*** Data lines ***

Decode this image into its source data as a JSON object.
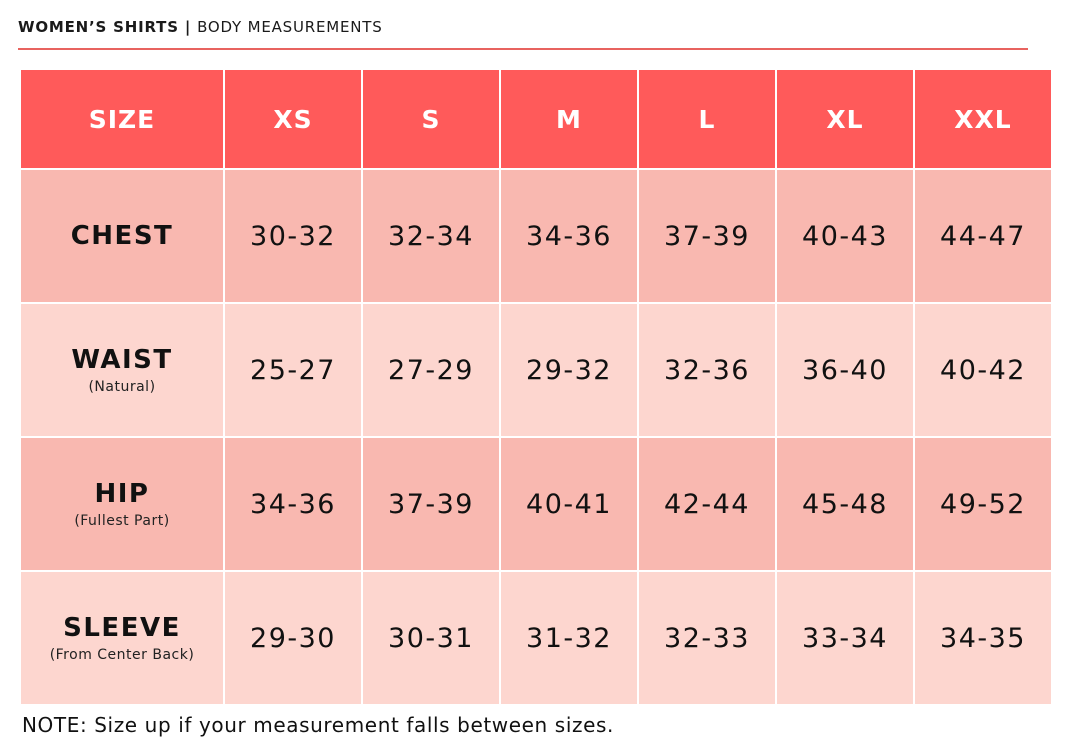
{
  "header": {
    "title": "WOMEN’S SHIRTS",
    "separator": "|",
    "subtitle": "BODY MEASUREMENTS"
  },
  "table": {
    "corner_label": "SIZE",
    "sizes": [
      "XS",
      "S",
      "M",
      "L",
      "XL",
      "XXL"
    ],
    "rows": [
      {
        "label": "CHEST",
        "sub": "",
        "values": [
          "30-32",
          "32-34",
          "34-36",
          "37-39",
          "40-43",
          "44-47"
        ]
      },
      {
        "label": "WAIST",
        "sub": "(Natural)",
        "values": [
          "25-27",
          "27-29",
          "29-32",
          "32-36",
          "36-40",
          "40-42"
        ]
      },
      {
        "label": "HIP",
        "sub": "(Fullest Part)",
        "values": [
          "34-36",
          "37-39",
          "40-41",
          "42-44",
          "45-48",
          "49-52"
        ]
      },
      {
        "label": "SLEEVE",
        "sub": "(From Center Back)",
        "values": [
          "29-30",
          "30-31",
          "31-32",
          "32-33",
          "33-34",
          "34-35"
        ]
      }
    ]
  },
  "note": "NOTE: Size up if your measurement falls between sizes.",
  "colors": {
    "accent": "#e8635f",
    "header_bg": "#ff5a5a",
    "row_dark": "#f9b8b0",
    "row_light": "#fdd6cf"
  }
}
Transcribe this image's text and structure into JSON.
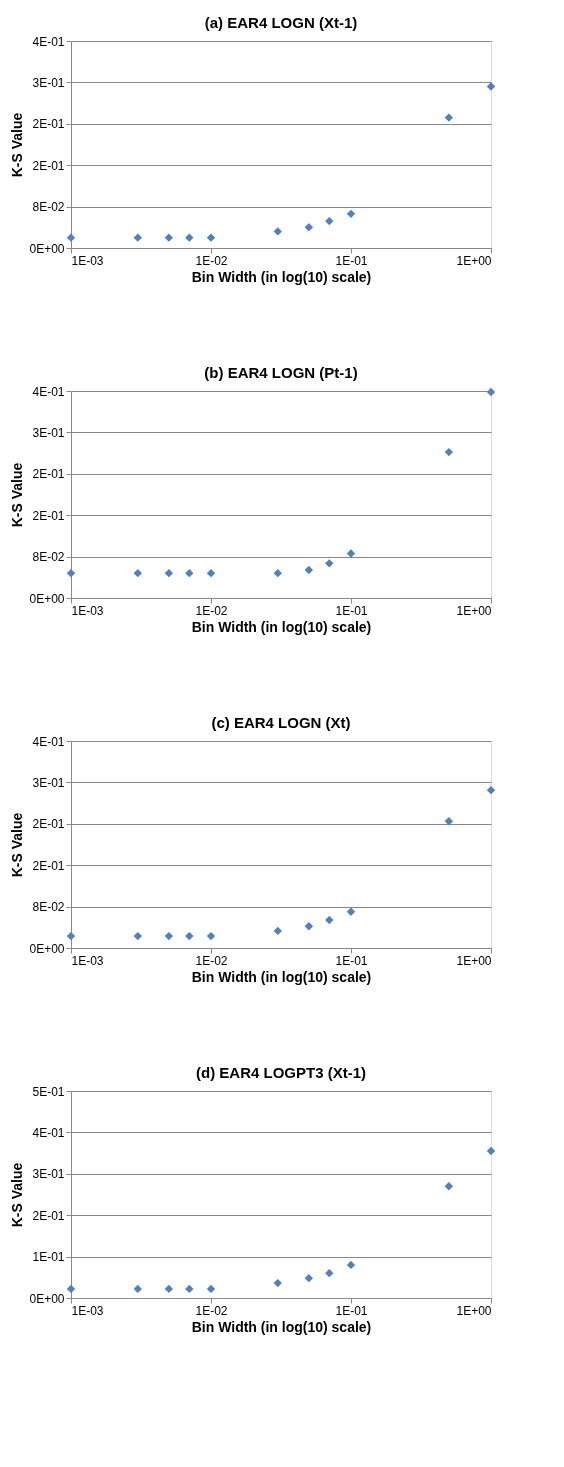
{
  "chart_data": [
    {
      "type": "scatter",
      "title": "(a) EAR4 LOGN (Xt-1)",
      "xlabel": "Bin Width (in log(10) scale)",
      "ylabel": "K-S Value",
      "log": "x",
      "grid": "y",
      "marker": "diamond",
      "x": [
        0.001,
        0.003,
        0.005,
        0.007,
        0.01,
        0.03,
        0.05,
        0.07,
        0.1,
        0.5,
        1
      ],
      "series": [
        {
          "color": "#4f81bd",
          "values": [
            0.02,
            0.02,
            0.02,
            0.02,
            0.02,
            0.032,
            0.04,
            0.052,
            0.066,
            0.252,
            0.312
          ]
        }
      ],
      "xlim": [
        0.001,
        1
      ],
      "xticks": [
        {
          "value": 0.001,
          "label": "1E-03"
        },
        {
          "value": 0.01,
          "label": "1E-02"
        },
        {
          "value": 0.1,
          "label": "1E-01"
        },
        {
          "value": 1,
          "label": "1E+00"
        }
      ],
      "ylim": [
        0,
        0.4
      ],
      "yticks": [
        {
          "value": 0,
          "label": "0E+00"
        },
        {
          "value": 0.08,
          "label": "8E-02"
        },
        {
          "value": 0.16,
          "label": "2E-01"
        },
        {
          "value": 0.24,
          "label": "2E-01"
        },
        {
          "value": 0.32,
          "label": "3E-01"
        },
        {
          "value": 0.4,
          "label": "4E-01"
        }
      ]
    },
    {
      "type": "scatter",
      "title": "(b) EAR4 LOGN (Pt-1)",
      "xlabel": "Bin Width (in log(10) scale)",
      "ylabel": "K-S Value",
      "log": "x",
      "grid": "y",
      "marker": "diamond",
      "x": [
        0.001,
        0.003,
        0.005,
        0.007,
        0.01,
        0.03,
        0.05,
        0.07,
        0.1,
        0.5,
        1
      ],
      "series": [
        {
          "color": "#4f81bd",
          "values": [
            0.048,
            0.048,
            0.048,
            0.048,
            0.048,
            0.048,
            0.054,
            0.067,
            0.086,
            0.282,
            0.398
          ]
        }
      ],
      "xlim": [
        0.001,
        1
      ],
      "xticks": [
        {
          "value": 0.001,
          "label": "1E-03"
        },
        {
          "value": 0.01,
          "label": "1E-02"
        },
        {
          "value": 0.1,
          "label": "1E-01"
        },
        {
          "value": 1,
          "label": "1E+00"
        }
      ],
      "ylim": [
        0,
        0.4
      ],
      "yticks": [
        {
          "value": 0,
          "label": "0E+00"
        },
        {
          "value": 0.08,
          "label": "8E-02"
        },
        {
          "value": 0.16,
          "label": "2E-01"
        },
        {
          "value": 0.24,
          "label": "2E-01"
        },
        {
          "value": 0.32,
          "label": "3E-01"
        },
        {
          "value": 0.4,
          "label": "4E-01"
        }
      ]
    },
    {
      "type": "scatter",
      "title": "(c) EAR4 LOGN (Xt)",
      "xlabel": "Bin Width (in log(10) scale)",
      "ylabel": "K-S Value",
      "log": "x",
      "grid": "y",
      "marker": "diamond",
      "x": [
        0.001,
        0.003,
        0.005,
        0.007,
        0.01,
        0.03,
        0.05,
        0.07,
        0.1,
        0.5,
        1
      ],
      "series": [
        {
          "color": "#4f81bd",
          "values": [
            0.023,
            0.023,
            0.023,
            0.023,
            0.023,
            0.033,
            0.042,
            0.054,
            0.07,
            0.245,
            0.305
          ]
        }
      ],
      "xlim": [
        0.001,
        1
      ],
      "xticks": [
        {
          "value": 0.001,
          "label": "1E-03"
        },
        {
          "value": 0.01,
          "label": "1E-02"
        },
        {
          "value": 0.1,
          "label": "1E-01"
        },
        {
          "value": 1,
          "label": "1E+00"
        }
      ],
      "ylim": [
        0,
        0.4
      ],
      "yticks": [
        {
          "value": 0,
          "label": "0E+00"
        },
        {
          "value": 0.08,
          "label": "8E-02"
        },
        {
          "value": 0.16,
          "label": "2E-01"
        },
        {
          "value": 0.24,
          "label": "2E-01"
        },
        {
          "value": 0.32,
          "label": "3E-01"
        },
        {
          "value": 0.4,
          "label": "4E-01"
        }
      ]
    },
    {
      "type": "scatter",
      "title": "(d) EAR4 LOGPT3 (Xt-1)",
      "xlabel": "Bin Width (in log(10) scale)",
      "ylabel": "K-S Value",
      "log": "x",
      "grid": "y",
      "marker": "diamond",
      "x": [
        0.001,
        0.003,
        0.005,
        0.007,
        0.01,
        0.03,
        0.05,
        0.07,
        0.1,
        0.5,
        1
      ],
      "series": [
        {
          "color": "#4f81bd",
          "values": [
            0.022,
            0.022,
            0.022,
            0.022,
            0.022,
            0.036,
            0.048,
            0.06,
            0.08,
            0.27,
            0.355
          ]
        }
      ],
      "xlim": [
        0.001,
        1
      ],
      "xticks": [
        {
          "value": 0.001,
          "label": "1E-03"
        },
        {
          "value": 0.01,
          "label": "1E-02"
        },
        {
          "value": 0.1,
          "label": "1E-01"
        },
        {
          "value": 1,
          "label": "1E+00"
        }
      ],
      "ylim": [
        0,
        0.5
      ],
      "yticks": [
        {
          "value": 0,
          "label": "0E+00"
        },
        {
          "value": 0.1,
          "label": "1E-01"
        },
        {
          "value": 0.2,
          "label": "2E-01"
        },
        {
          "value": 0.3,
          "label": "3E-01"
        },
        {
          "value": 0.4,
          "label": "4E-01"
        },
        {
          "value": 0.5,
          "label": "5E-01"
        }
      ]
    }
  ]
}
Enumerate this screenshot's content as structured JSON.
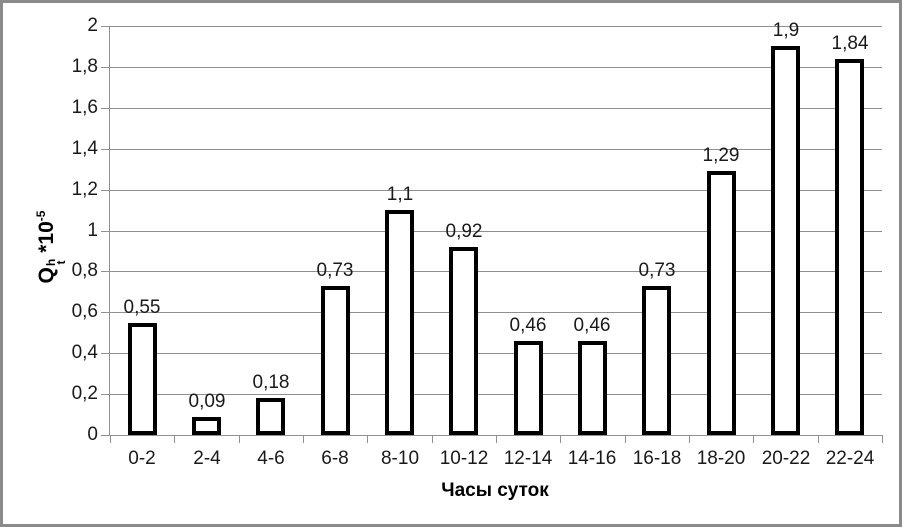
{
  "frame": {
    "background": "#ffffff",
    "border_color": "#8a8a8a"
  },
  "chart_data": {
    "type": "bar",
    "title": "",
    "xlabel": "Часы суток",
    "ylabel": {
      "plain": "Qht *10-5",
      "base": "Q",
      "sup": "h",
      "sub": "t",
      "mult": "*10",
      "exp": "-5"
    },
    "categories": [
      "0-2",
      "2-4",
      "4-6",
      "6-8",
      "8-10",
      "10-12",
      "12-14",
      "14-16",
      "16-18",
      "18-20",
      "20-22",
      "22-24"
    ],
    "values": [
      0.55,
      0.09,
      0.18,
      0.73,
      1.1,
      0.92,
      0.46,
      0.46,
      0.73,
      1.29,
      1.9,
      1.84
    ],
    "value_labels": [
      "0,55",
      "0,09",
      "0,18",
      "0,73",
      "1,1",
      "0,92",
      "0,46",
      "0,46",
      "0,73",
      "1,29",
      "1,9",
      "1,84"
    ],
    "ylim": [
      0,
      2
    ],
    "ytick_step": 0.2,
    "ytick_labels": [
      "0",
      "0,2",
      "0,4",
      "0,6",
      "0,8",
      "1",
      "1,2",
      "1,4",
      "1,6",
      "1,8",
      "2"
    ],
    "grid": true,
    "legend": "none",
    "styles": {
      "bar_fill": "#ffffff",
      "bar_border": "#000000",
      "gridline_color": "#909090",
      "axis_color": "#909090",
      "text_color": "#1a1a1a"
    }
  }
}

***

Do this: Find each line holding the word "into" and copy it.

Correct response:
Decode this image into its source data as a JSON object.
Transcribe this image's text and structure into JSON.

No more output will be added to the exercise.